• [Given task] Reproduce all lines of the listing below in which the word "Spanish" occurs.

• [Dataset entries]
⟨
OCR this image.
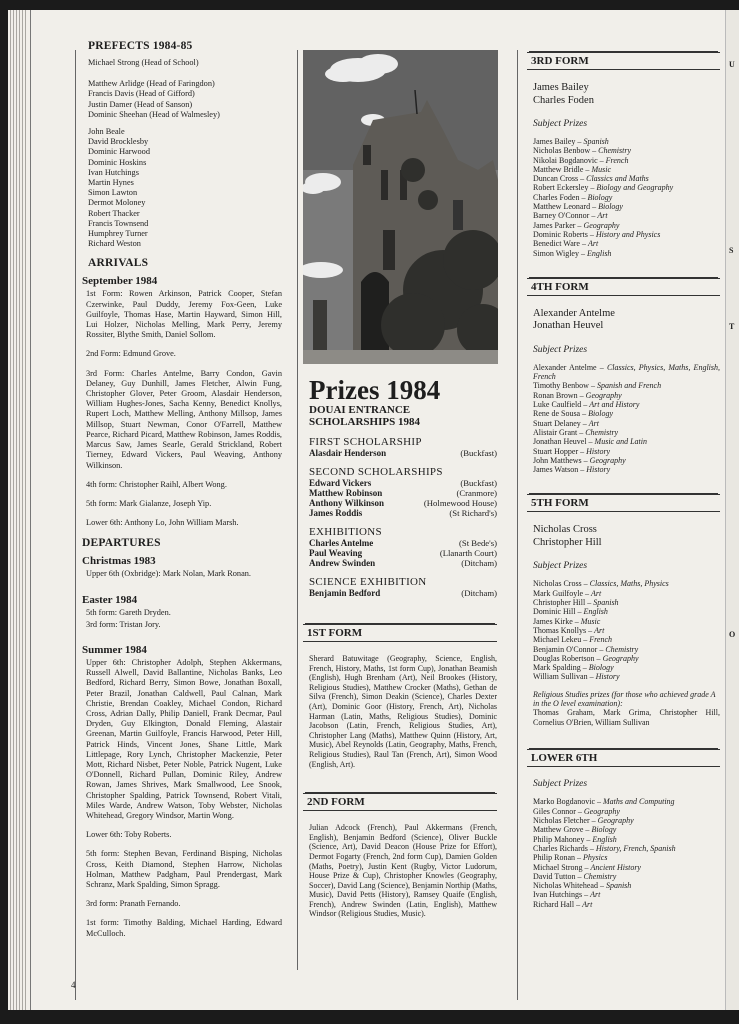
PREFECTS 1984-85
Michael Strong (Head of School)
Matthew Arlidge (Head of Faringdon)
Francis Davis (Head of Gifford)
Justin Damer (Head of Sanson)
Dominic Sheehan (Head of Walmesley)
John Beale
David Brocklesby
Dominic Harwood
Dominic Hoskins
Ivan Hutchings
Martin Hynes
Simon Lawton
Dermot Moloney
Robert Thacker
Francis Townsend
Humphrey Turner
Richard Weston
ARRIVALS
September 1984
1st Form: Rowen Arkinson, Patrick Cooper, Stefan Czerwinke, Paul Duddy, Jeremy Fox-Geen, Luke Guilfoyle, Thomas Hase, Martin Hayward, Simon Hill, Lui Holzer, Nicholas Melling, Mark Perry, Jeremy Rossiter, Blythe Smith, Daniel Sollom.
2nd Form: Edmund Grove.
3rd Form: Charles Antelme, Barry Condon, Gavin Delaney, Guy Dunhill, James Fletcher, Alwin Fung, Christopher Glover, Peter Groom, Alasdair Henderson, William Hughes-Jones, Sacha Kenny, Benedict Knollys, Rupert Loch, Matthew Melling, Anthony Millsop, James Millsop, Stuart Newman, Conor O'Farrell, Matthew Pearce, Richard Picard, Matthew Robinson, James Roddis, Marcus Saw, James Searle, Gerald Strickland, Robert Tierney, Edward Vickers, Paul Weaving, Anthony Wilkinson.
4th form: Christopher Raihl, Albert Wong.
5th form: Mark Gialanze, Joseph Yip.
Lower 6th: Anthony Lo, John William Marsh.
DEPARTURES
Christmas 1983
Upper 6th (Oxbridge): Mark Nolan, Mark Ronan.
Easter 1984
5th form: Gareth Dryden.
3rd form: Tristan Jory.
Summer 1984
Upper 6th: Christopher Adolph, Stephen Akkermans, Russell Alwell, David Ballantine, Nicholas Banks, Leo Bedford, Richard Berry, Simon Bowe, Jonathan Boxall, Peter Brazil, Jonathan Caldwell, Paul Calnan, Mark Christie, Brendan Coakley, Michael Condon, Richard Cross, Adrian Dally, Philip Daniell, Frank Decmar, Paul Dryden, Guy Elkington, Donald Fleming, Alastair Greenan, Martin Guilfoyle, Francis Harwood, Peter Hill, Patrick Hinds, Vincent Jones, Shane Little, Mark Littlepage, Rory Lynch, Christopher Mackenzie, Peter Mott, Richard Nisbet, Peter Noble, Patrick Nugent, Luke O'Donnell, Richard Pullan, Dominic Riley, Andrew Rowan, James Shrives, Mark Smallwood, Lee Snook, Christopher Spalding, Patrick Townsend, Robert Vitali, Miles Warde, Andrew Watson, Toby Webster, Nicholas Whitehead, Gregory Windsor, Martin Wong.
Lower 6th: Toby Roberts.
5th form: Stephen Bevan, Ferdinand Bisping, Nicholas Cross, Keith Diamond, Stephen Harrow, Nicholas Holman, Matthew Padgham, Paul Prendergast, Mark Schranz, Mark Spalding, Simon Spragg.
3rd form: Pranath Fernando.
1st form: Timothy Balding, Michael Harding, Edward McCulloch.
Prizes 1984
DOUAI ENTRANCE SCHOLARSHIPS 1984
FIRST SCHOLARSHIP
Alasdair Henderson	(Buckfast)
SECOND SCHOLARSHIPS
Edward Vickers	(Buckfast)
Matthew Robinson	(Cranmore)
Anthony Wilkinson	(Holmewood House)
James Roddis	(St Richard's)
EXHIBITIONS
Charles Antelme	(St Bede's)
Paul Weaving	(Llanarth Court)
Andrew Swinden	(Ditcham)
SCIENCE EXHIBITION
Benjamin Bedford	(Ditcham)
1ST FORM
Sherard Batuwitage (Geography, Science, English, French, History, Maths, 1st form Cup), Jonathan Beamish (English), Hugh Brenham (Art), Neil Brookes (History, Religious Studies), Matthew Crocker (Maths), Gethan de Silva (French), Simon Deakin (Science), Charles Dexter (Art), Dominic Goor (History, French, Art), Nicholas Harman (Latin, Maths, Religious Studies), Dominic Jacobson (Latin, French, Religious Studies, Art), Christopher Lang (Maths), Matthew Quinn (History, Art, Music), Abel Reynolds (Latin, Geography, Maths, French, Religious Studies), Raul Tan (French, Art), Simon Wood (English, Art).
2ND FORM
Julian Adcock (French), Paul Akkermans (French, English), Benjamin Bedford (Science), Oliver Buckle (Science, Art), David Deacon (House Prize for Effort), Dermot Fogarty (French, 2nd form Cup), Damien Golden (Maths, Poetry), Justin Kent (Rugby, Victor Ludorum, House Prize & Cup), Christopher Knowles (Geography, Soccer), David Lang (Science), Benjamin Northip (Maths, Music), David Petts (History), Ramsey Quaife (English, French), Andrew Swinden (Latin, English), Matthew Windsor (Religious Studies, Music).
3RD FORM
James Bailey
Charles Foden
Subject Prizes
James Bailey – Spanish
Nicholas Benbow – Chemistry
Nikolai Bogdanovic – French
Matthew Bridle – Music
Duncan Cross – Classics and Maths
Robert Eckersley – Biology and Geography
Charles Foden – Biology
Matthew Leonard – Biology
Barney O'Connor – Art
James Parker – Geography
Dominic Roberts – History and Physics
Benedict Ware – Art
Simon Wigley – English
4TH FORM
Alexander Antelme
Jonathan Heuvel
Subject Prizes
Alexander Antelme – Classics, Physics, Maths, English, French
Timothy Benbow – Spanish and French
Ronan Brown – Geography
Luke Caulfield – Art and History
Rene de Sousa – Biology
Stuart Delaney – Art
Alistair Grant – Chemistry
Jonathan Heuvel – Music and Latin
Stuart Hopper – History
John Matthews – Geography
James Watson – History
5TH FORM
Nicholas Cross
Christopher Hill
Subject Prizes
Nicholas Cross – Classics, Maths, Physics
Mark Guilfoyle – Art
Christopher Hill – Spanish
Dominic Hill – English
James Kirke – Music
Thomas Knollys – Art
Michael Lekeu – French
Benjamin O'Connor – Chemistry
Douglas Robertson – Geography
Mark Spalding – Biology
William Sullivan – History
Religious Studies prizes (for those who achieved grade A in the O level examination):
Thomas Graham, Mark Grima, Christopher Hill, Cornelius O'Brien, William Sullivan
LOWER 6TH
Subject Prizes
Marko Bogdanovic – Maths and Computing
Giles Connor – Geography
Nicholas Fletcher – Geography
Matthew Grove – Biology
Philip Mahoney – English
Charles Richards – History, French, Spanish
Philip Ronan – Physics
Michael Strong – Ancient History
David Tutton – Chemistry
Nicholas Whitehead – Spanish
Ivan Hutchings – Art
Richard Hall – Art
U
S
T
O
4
⟩
• [Written answer]
James Bailey – Spanish
Timothy Benbow – Spanish and French
Christopher Hill – Spanish
Charles Richards – History, French, Spanish
Nicholas Whitehead – Spanish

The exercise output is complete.